● **WHAT TO DO**
From the material below, list every line containing "Bond".

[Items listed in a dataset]
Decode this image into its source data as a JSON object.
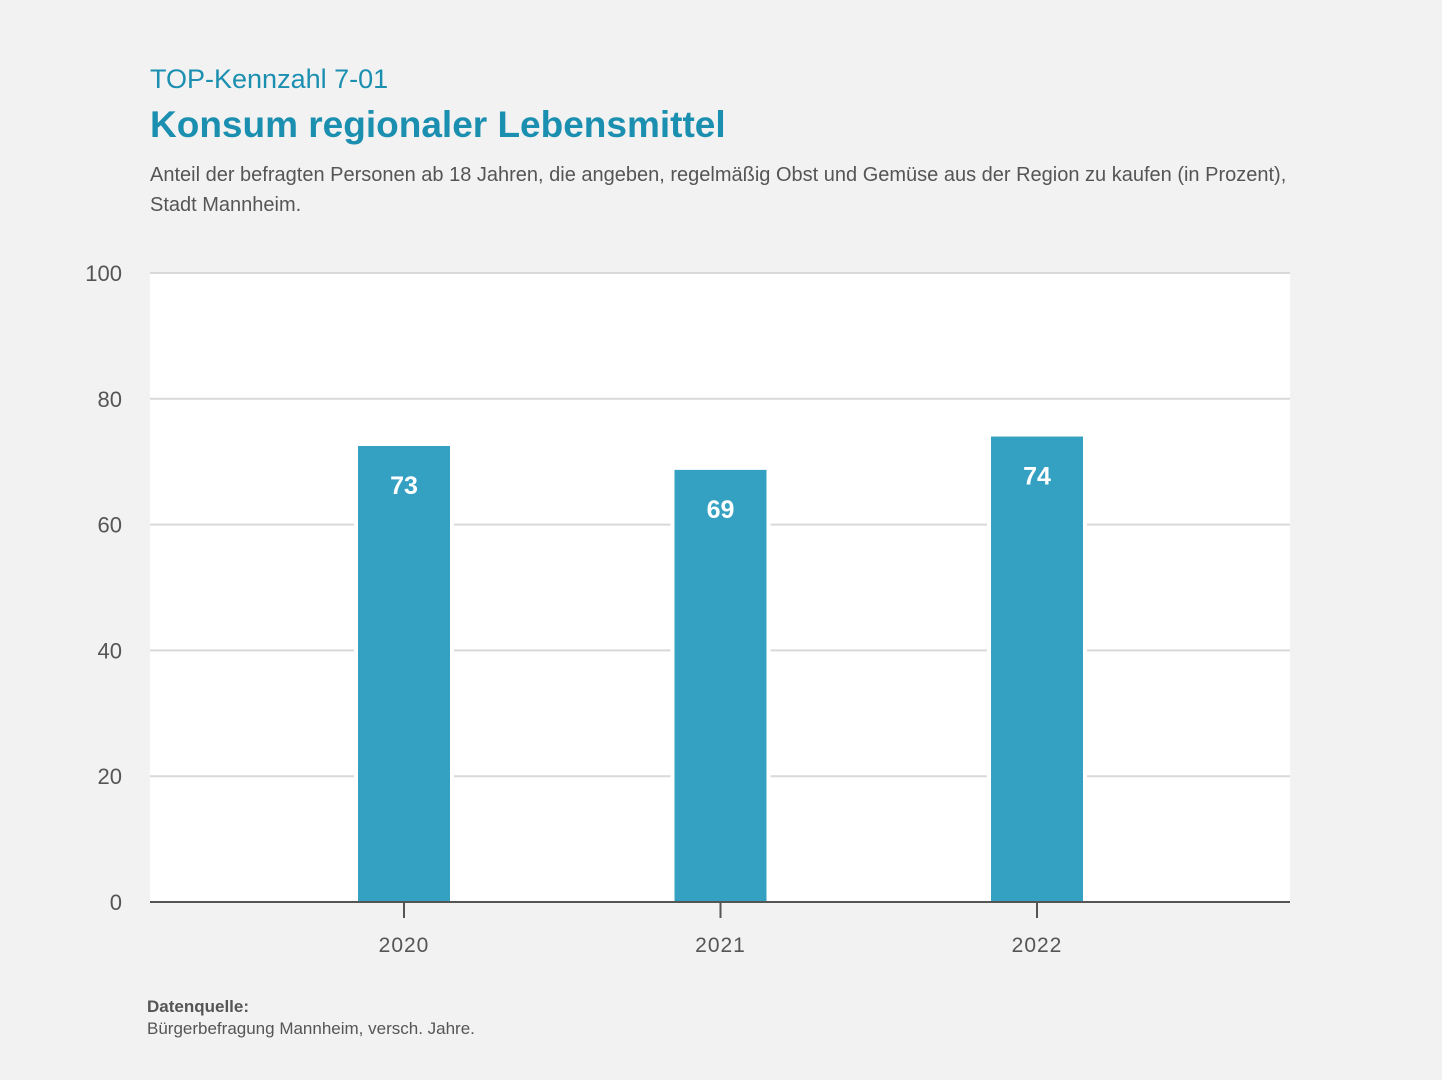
{
  "header": {
    "kicker": "TOP-Kennzahl 7-01",
    "title": "Konsum regionaler Lebensmittel",
    "subtitle": "Anteil der befragten Personen ab 18 Jahren, die angeben, regelmäßig Obst und Gemüse aus der Region zu kaufen (in Prozent), Stadt Mannheim."
  },
  "footer": {
    "source_label": "Datenquelle:",
    "source_text": "Bürgerbefragung Mannheim, versch. Jahre."
  },
  "colors": {
    "bar": "#35a1c2",
    "title": "#1b8fb0",
    "grid": "#d9d9d9",
    "axis": "#555555"
  },
  "chart_data": {
    "type": "bar",
    "title": "Konsum regionaler Lebensmittel",
    "xlabel": "",
    "ylabel": "",
    "categories": [
      "2020",
      "2021",
      "2022"
    ],
    "values": [
      72.5,
      68.7,
      74.0
    ],
    "data_labels": [
      "73",
      "69",
      "74"
    ],
    "ylim": [
      0,
      100
    ],
    "yticks": [
      0,
      20,
      40,
      60,
      80,
      100
    ],
    "ytick_labels": [
      "0",
      "20",
      "40",
      "60",
      "80",
      "100"
    ],
    "grid": true,
    "legend": "none"
  }
}
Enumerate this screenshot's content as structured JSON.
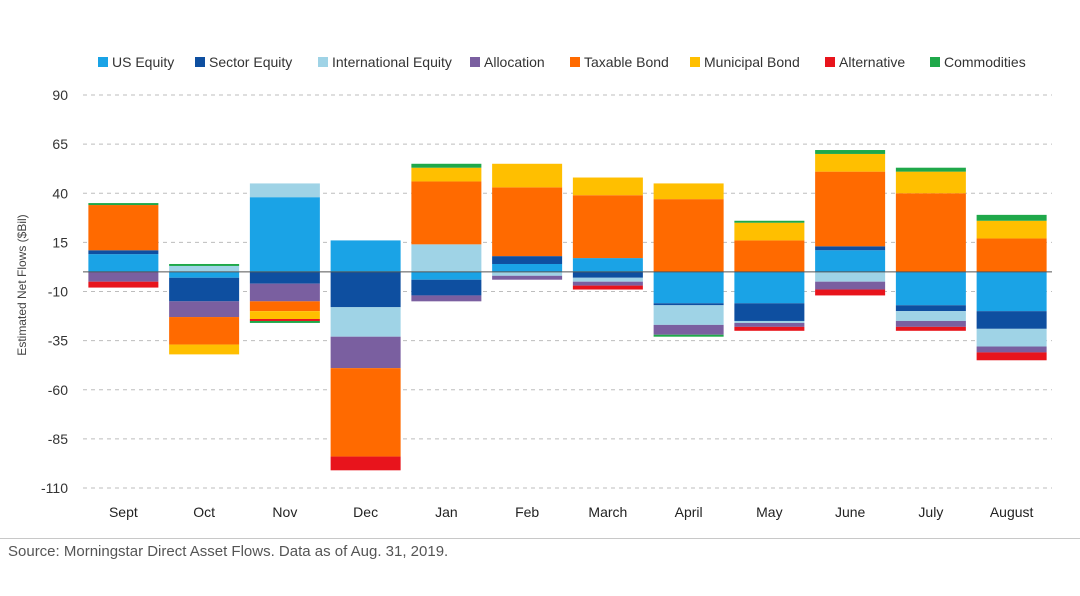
{
  "chart_data": {
    "type": "bar",
    "stacked": true,
    "title": "",
    "xlabel": "",
    "ylabel": "Estimated Net Flows ($Bil)",
    "ylim": [
      -110,
      90
    ],
    "yticks": [
      90,
      65,
      40,
      15,
      -10,
      -35,
      -60,
      -85,
      -110
    ],
    "grid": true,
    "legend_position": "top",
    "categories": [
      "Sept",
      "Oct",
      "Nov",
      "Dec",
      "Jan",
      "Feb",
      "March",
      "April",
      "May",
      "June",
      "July",
      "August"
    ],
    "series": [
      {
        "name": "US Equity",
        "color": "#1aa3e6",
        "values": [
          9,
          -3,
          38,
          16,
          -4,
          4,
          7,
          -16,
          -16,
          11,
          -17,
          -20
        ]
      },
      {
        "name": "Sector Equity",
        "color": "#0e4fa0",
        "values": [
          2,
          -12,
          -6,
          -18,
          -8,
          4,
          -3,
          -1,
          -9,
          2,
          -3,
          -9
        ]
      },
      {
        "name": "International Equity",
        "color": "#9fd3e6",
        "values": [
          0,
          3,
          7,
          -15,
          14,
          -2,
          -2,
          -10,
          -1,
          -5,
          -5,
          -9
        ]
      },
      {
        "name": "Allocation",
        "color": "#7a5fa0",
        "values": [
          -5,
          -8,
          -9,
          -16,
          -3,
          -2,
          -2,
          -5,
          -2,
          -4,
          -3,
          -3
        ]
      },
      {
        "name": "Taxable Bond",
        "color": "#ff6a00",
        "values": [
          23,
          -14,
          -5,
          -45,
          32,
          35,
          32,
          37,
          16,
          38,
          40,
          17
        ]
      },
      {
        "name": "Municipal Bond",
        "color": "#ffbf00",
        "values": [
          0,
          -5,
          -4,
          0,
          7,
          12,
          9,
          8,
          9,
          9,
          11,
          9
        ]
      },
      {
        "name": "Alternative",
        "color": "#e8141c",
        "values": [
          -3,
          0,
          -1,
          -7,
          0,
          0,
          -2,
          0,
          -2,
          -3,
          -2,
          -4
        ]
      },
      {
        "name": "Commodities",
        "color": "#1fa84a",
        "values": [
          1,
          1,
          -1,
          0,
          2,
          0,
          0,
          -1,
          1,
          2,
          2,
          3
        ]
      }
    ]
  },
  "source_note": "Source: Morningstar Direct Asset Flows. Data as of Aug. 31, 2019."
}
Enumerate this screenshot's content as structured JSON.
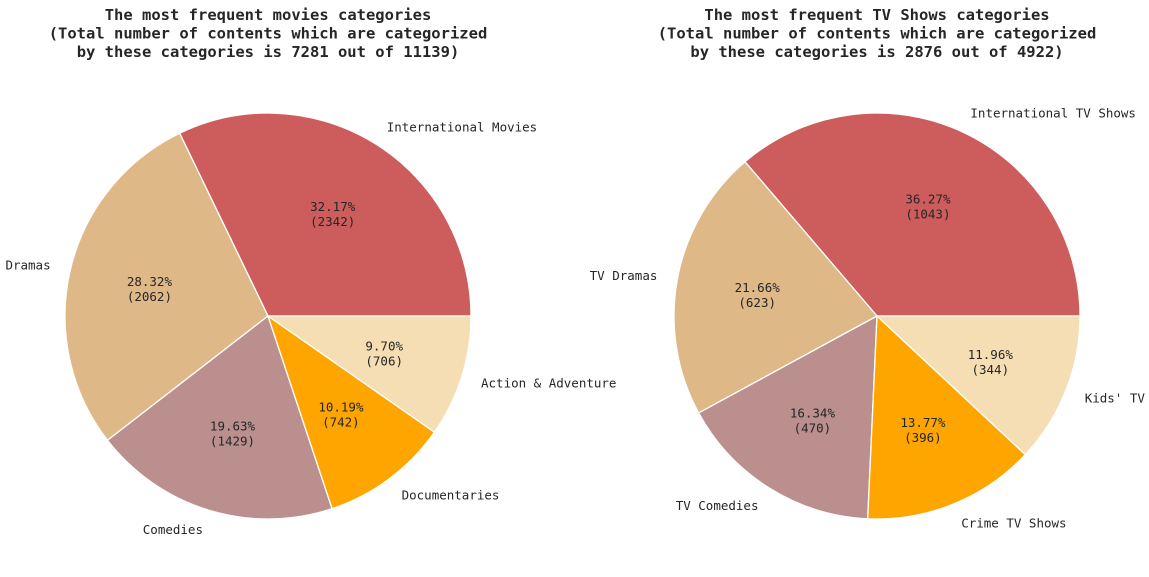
{
  "chart_data": [
    {
      "type": "pie",
      "title": "The most frequent movies categories\n(Total number of contents which are categorized\nby these categories is 7281 out of 11139)",
      "slices": [
        {
          "label": "International Movies",
          "value": 2342,
          "percent_label": "32.17%",
          "count_label": "(2342)",
          "color": "#cd5c5c"
        },
        {
          "label": "Dramas",
          "value": 2062,
          "percent_label": "28.32%",
          "count_label": "(2062)",
          "color": "#deb887"
        },
        {
          "label": "Comedies",
          "value": 1429,
          "percent_label": "19.63%",
          "count_label": "(1429)",
          "color": "#bc8f8f"
        },
        {
          "label": "Documentaries",
          "value": 742,
          "percent_label": "10.19%",
          "count_label": "(742)",
          "color": "#ffa500"
        },
        {
          "label": "Action & Adventure",
          "value": 706,
          "percent_label": "9.70%",
          "count_label": "(706)",
          "color": "#f5deb3"
        }
      ]
    },
    {
      "type": "pie",
      "title": "The most frequent TV Shows categories\n(Total number of contents which are categorized\nby these categories is 2876 out of 4922)",
      "slices": [
        {
          "label": "International TV Shows",
          "value": 1043,
          "percent_label": "36.27%",
          "count_label": "(1043)",
          "color": "#cd5c5c"
        },
        {
          "label": "TV Dramas",
          "value": 623,
          "percent_label": "21.66%",
          "count_label": "(623)",
          "color": "#deb887"
        },
        {
          "label": "TV Comedies",
          "value": 470,
          "percent_label": "16.34%",
          "count_label": "(470)",
          "color": "#bc8f8f"
        },
        {
          "label": "Crime TV Shows",
          "value": 396,
          "percent_label": "13.77%",
          "count_label": "(396)",
          "color": "#ffa500"
        },
        {
          "label": "Kids' TV",
          "value": 344,
          "percent_label": "11.96%",
          "count_label": "(344)",
          "color": "#f5deb3"
        }
      ]
    }
  ]
}
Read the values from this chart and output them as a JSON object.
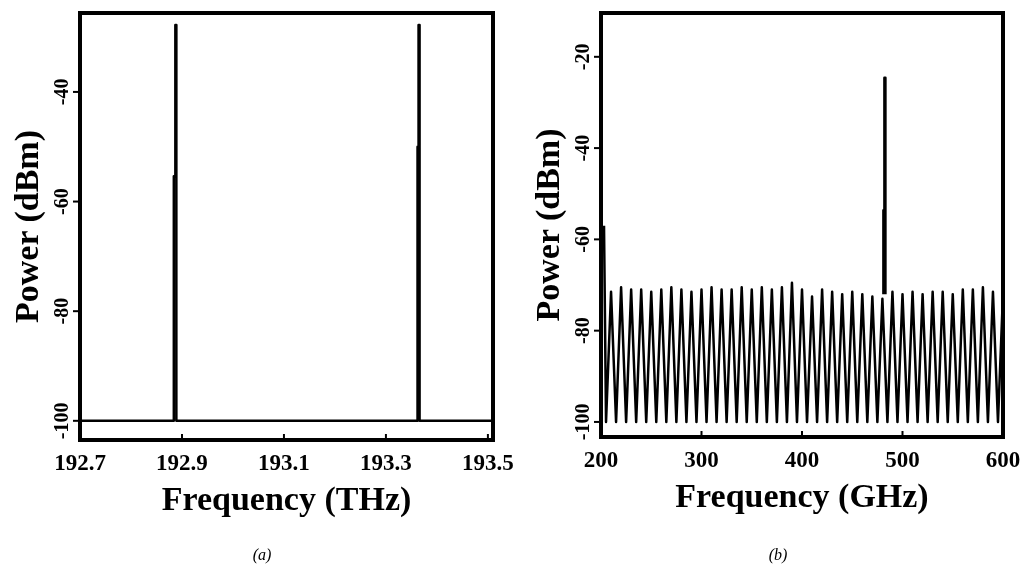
{
  "chart_data": [
    {
      "type": "line",
      "xlabel": "Frequency (THz)",
      "ylabel": "Power (dBm)",
      "xlim": [
        192.7,
        193.51
      ],
      "ylim": [
        -103.5,
        -25.6
      ],
      "xticks": [
        192.7,
        192.9,
        193.1,
        193.3,
        193.5
      ],
      "yticks": [
        -40,
        -60,
        -80,
        -100
      ],
      "annotations": [
        "(a)"
      ],
      "series": [
        {
          "color": "#000000",
          "x": [
            192.7,
            192.884,
            192.884,
            192.887,
            192.887,
            192.889,
            192.889,
            193.362,
            193.362,
            193.364,
            193.364,
            193.366,
            193.366,
            193.51
          ],
          "values": [
            -100,
            -100,
            -55.4,
            -55.4,
            -27.8,
            -27.8,
            -100,
            -100,
            -50,
            -50,
            -27.8,
            -27.8,
            -100,
            -100
          ]
        }
      ]
    },
    {
      "type": "line",
      "xlabel": "Frequency (GHz)",
      "ylabel": "Power (dBm)",
      "xlim": [
        200,
        600
      ],
      "ylim": [
        -103.3,
        -10.4
      ],
      "xticks": [
        200,
        300,
        400,
        500,
        600
      ],
      "yticks": [
        -20,
        -40,
        -60,
        -80,
        -100
      ],
      "annotations": [
        "(b)"
      ],
      "series": [
        {
          "color": "#000000",
          "x": [
            203,
            205,
            210,
            215,
            220,
            225,
            230,
            235,
            240,
            245,
            250,
            255,
            260,
            265,
            270,
            275,
            280,
            285,
            290,
            295,
            300,
            305,
            310,
            315,
            320,
            325,
            330,
            335,
            340,
            345,
            350,
            355,
            360,
            365,
            370,
            375,
            380,
            385,
            390,
            395,
            400,
            405,
            410,
            415,
            420,
            425,
            430,
            435,
            440,
            445,
            450,
            455,
            460,
            465,
            470,
            475,
            480,
            485,
            490,
            495,
            500,
            505,
            510,
            515,
            520,
            525,
            530,
            535,
            540,
            545,
            550,
            555,
            560,
            565,
            570,
            575,
            580,
            585,
            590,
            595,
            600
          ],
          "values": [
            -57,
            -100,
            -71.5,
            -100,
            -70.5,
            -100,
            -71,
            -100,
            -71,
            -100,
            -71.5,
            -100,
            -71,
            -100,
            -70.5,
            -100,
            -71,
            -100,
            -71.5,
            -100,
            -71,
            -100,
            -70.5,
            -100,
            -71,
            -100,
            -71,
            -100,
            -70.5,
            -100,
            -71,
            -100,
            -70.5,
            -100,
            -71,
            -100,
            -70.5,
            -100,
            -69.5,
            -100,
            -71,
            -100,
            -72.5,
            -100,
            -71,
            -100,
            -71.5,
            -100,
            -72,
            -100,
            -71.5,
            -100,
            -72,
            -100,
            -72.5,
            -100,
            -73,
            -100,
            -71.5,
            -100,
            -72,
            -100,
            -71.5,
            -100,
            -72,
            -100,
            -71.5,
            -100,
            -71.5,
            -100,
            -72,
            -100,
            -71,
            -100,
            -71,
            -100,
            -70.5,
            -100,
            -71.5,
            -100,
            -72
          ]
        },
        {
          "color": "#000000",
          "x": [
            481,
            481,
            482,
            482,
            483,
            483
          ],
          "values": [
            -72,
            -53.6,
            -53.6,
            -24.6,
            -24.6,
            -72
          ]
        }
      ]
    }
  ]
}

● **EXERCISE OUTPUT**
        "name": "Taxable Bond",
        "name": "Municipal Bond",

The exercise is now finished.